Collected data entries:
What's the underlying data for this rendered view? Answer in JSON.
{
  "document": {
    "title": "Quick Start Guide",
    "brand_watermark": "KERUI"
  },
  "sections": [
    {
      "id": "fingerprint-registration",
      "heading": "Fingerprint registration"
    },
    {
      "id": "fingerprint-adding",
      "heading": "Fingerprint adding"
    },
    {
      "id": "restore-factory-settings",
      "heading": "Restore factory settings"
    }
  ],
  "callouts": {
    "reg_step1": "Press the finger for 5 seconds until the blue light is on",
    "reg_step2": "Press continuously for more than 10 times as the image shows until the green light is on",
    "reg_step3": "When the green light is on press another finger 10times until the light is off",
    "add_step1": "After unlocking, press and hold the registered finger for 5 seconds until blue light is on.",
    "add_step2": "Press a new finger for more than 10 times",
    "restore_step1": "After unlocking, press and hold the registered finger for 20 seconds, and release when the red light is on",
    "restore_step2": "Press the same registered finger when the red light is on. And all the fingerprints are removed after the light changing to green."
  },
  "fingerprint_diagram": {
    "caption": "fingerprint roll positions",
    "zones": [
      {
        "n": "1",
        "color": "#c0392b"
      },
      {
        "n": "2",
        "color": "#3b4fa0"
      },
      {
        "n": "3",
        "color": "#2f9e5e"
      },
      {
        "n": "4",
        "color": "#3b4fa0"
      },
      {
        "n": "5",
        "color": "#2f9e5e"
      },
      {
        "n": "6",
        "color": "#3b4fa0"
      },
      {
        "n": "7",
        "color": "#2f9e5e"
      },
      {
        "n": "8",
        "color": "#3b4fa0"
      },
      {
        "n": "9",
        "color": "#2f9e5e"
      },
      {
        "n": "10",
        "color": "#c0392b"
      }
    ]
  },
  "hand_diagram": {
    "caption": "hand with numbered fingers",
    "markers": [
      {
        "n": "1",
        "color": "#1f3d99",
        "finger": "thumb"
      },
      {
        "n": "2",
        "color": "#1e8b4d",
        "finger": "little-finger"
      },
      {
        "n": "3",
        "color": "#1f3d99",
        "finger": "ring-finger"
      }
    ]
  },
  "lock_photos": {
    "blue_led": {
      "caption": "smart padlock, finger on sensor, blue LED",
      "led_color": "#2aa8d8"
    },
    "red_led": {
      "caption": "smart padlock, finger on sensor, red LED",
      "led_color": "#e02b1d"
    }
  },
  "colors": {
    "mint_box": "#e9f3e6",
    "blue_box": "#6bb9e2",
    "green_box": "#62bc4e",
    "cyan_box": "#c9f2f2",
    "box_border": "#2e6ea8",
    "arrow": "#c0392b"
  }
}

WRITTEN REQUEST: Report only how many lines in the entries contain "more".

RESULT OF THIS TASK: 2